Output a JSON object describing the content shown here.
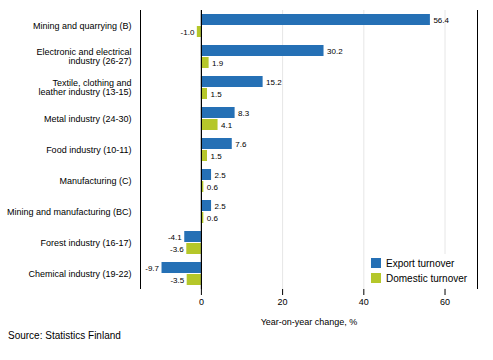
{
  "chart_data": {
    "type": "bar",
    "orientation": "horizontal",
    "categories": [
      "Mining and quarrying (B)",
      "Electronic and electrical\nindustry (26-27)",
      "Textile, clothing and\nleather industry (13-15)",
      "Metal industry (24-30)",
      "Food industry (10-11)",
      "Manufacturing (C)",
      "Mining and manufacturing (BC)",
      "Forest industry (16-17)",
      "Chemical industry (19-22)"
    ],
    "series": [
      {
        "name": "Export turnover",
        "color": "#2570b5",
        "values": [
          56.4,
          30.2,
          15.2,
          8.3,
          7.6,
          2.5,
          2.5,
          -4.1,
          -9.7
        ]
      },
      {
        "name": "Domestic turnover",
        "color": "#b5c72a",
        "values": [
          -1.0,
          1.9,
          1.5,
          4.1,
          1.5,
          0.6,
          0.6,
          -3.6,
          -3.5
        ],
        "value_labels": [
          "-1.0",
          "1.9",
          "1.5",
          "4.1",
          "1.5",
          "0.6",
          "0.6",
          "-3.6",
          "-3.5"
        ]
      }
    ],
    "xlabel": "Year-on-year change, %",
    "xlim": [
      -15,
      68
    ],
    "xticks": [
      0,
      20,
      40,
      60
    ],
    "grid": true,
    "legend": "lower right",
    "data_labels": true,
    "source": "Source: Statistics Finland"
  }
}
──────────
- AIM
Are you able to set down all the lines above exactly, without any pictures?

- TASK ANSWER
Output a JSON object describing the content shown here.
{
  "chart_data": {
    "type": "bar",
    "orientation": "horizontal",
    "categories": [
      "Mining and quarrying (B)",
      "Electronic and electrical\nindustry (26-27)",
      "Textile, clothing and\nleather industry (13-15)",
      "Metal industry (24-30)",
      "Food industry (10-11)",
      "Manufacturing (C)",
      "Mining and manufacturing (BC)",
      "Forest industry (16-17)",
      "Chemical industry (19-22)"
    ],
    "series": [
      {
        "name": "Export turnover",
        "color": "#2570b5",
        "values": [
          56.4,
          30.2,
          15.2,
          8.3,
          7.6,
          2.5,
          2.5,
          -4.1,
          -9.7
        ]
      },
      {
        "name": "Domestic turnover",
        "color": "#b5c72a",
        "values": [
          -1.0,
          1.9,
          1.5,
          4.1,
          1.5,
          0.6,
          0.6,
          -3.6,
          -3.5
        ],
        "value_labels": [
          "-1.0",
          "1.9",
          "1.5",
          "4.1",
          "1.5",
          "0.6",
          "0.6",
          "-3.6",
          "-3.5"
        ]
      }
    ],
    "xlabel": "Year-on-year change, %",
    "xlim": [
      -15,
      68
    ],
    "xticks": [
      0,
      20,
      40,
      60
    ],
    "grid": true,
    "legend": "lower right",
    "data_labels": true,
    "source": "Source: Statistics Finland"
  }
}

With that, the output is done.